OBJECTIVE:
In the records below, find the line containing "Decode this chart: output", then extract that line and all subsequent lines exactly, leaving out everything else.

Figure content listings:
-------
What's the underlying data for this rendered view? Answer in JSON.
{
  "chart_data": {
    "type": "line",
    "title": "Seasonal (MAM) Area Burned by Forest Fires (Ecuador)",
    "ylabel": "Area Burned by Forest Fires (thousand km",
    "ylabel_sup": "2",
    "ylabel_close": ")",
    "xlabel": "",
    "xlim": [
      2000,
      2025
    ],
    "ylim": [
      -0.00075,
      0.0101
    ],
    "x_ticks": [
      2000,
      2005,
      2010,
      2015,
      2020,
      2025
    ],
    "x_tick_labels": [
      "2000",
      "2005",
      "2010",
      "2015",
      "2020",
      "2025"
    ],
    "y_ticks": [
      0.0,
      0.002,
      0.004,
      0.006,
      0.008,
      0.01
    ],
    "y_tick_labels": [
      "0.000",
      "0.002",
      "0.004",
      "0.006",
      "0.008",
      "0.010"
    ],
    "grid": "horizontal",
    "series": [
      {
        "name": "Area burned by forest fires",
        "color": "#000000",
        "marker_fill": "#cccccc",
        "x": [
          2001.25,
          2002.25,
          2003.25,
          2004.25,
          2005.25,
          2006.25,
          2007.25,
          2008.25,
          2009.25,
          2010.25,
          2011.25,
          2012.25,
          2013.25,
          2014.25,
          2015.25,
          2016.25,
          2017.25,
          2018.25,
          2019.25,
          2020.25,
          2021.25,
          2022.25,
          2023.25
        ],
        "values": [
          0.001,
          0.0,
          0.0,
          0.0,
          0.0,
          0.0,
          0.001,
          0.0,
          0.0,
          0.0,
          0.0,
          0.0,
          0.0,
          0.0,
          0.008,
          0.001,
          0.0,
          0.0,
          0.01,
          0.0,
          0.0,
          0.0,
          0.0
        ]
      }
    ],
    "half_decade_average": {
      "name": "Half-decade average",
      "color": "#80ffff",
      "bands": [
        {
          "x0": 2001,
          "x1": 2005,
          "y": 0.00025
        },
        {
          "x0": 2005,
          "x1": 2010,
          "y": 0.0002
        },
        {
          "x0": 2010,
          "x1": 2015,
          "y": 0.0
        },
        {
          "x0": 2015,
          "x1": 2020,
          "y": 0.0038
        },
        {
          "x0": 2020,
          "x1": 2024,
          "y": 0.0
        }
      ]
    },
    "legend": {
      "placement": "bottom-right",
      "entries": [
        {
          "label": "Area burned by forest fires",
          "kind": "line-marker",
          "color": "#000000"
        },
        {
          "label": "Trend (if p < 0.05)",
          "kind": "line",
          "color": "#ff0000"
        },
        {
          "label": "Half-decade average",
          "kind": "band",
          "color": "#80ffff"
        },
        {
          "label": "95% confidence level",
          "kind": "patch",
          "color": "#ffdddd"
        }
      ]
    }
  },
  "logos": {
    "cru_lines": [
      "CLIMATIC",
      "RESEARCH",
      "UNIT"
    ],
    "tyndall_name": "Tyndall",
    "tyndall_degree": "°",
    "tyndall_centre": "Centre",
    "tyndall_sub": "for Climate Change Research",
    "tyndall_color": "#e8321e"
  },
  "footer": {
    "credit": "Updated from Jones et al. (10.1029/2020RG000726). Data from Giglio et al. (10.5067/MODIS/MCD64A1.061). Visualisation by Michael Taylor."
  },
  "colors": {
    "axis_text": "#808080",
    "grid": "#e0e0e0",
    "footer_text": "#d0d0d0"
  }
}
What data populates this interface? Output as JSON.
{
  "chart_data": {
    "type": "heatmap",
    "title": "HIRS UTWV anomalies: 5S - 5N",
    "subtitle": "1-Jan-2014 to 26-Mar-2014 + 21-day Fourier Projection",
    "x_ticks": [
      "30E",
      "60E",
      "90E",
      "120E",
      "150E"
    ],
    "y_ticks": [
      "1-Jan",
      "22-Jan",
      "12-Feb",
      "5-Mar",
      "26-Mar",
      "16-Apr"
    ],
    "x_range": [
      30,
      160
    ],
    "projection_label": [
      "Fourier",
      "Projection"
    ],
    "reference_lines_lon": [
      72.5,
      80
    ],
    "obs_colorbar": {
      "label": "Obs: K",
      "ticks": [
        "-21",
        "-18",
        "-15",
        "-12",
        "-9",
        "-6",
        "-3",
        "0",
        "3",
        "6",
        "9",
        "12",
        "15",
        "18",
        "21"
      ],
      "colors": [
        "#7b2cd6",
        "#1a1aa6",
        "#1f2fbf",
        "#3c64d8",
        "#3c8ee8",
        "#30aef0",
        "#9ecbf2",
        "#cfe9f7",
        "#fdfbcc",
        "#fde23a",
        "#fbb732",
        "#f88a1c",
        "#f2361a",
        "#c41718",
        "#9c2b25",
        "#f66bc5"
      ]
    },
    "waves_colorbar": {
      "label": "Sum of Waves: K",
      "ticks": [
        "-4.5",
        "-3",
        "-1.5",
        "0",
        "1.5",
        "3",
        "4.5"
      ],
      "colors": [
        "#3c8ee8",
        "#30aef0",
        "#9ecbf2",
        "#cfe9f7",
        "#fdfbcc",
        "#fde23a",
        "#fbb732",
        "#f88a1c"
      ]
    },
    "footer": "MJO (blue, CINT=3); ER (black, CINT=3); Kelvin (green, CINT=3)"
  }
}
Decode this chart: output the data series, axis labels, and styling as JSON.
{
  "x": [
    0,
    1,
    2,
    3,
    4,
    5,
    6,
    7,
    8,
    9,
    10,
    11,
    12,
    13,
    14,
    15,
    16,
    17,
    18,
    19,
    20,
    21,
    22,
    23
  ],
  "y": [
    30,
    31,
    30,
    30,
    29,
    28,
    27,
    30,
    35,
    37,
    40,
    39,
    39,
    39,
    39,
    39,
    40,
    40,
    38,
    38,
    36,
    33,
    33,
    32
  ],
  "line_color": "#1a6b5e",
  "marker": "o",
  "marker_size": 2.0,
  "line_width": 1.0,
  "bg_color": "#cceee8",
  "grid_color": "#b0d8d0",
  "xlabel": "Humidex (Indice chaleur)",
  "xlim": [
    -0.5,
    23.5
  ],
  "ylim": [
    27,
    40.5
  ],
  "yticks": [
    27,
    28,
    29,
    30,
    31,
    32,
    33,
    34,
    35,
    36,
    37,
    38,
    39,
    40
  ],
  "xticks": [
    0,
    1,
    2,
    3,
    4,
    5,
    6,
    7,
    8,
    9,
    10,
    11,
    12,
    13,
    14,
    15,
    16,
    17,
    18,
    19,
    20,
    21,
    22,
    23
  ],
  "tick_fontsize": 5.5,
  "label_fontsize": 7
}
-------
EXERCISE RESULT:
Decode this chart: output the data series, axis labels, and styling as JSON.
{
  "x": [
    0,
    1,
    2,
    3,
    4,
    5,
    6,
    7,
    8,
    9,
    10,
    11,
    12,
    13,
    14,
    15,
    16,
    17,
    18,
    19,
    20,
    21,
    22,
    23
  ],
  "y": [
    30,
    31,
    30,
    30,
    29,
    28,
    27,
    30,
    35,
    37,
    40,
    39,
    39,
    39,
    39,
    39,
    40,
    40,
    38,
    38,
    36,
    33,
    33,
    32
  ],
  "line_color": "#1a6b5e",
  "marker": "o",
  "marker_size": 2.0,
  "line_width": 1.0,
  "bg_color": "#cceee8",
  "grid_color": "#b0d8d0",
  "xlabel": "Humidex (Indice chaleur)",
  "xlim": [
    -0.5,
    23.5
  ],
  "ylim": [
    27,
    40.5
  ],
  "yticks": [
    27,
    28,
    29,
    30,
    31,
    32,
    33,
    34,
    35,
    36,
    37,
    38,
    39,
    40
  ],
  "xticks": [
    0,
    1,
    2,
    3,
    4,
    5,
    6,
    7,
    8,
    9,
    10,
    11,
    12,
    13,
    14,
    15,
    16,
    17,
    18,
    19,
    20,
    21,
    22,
    23
  ],
  "tick_fontsize": 5.5,
  "label_fontsize": 7
}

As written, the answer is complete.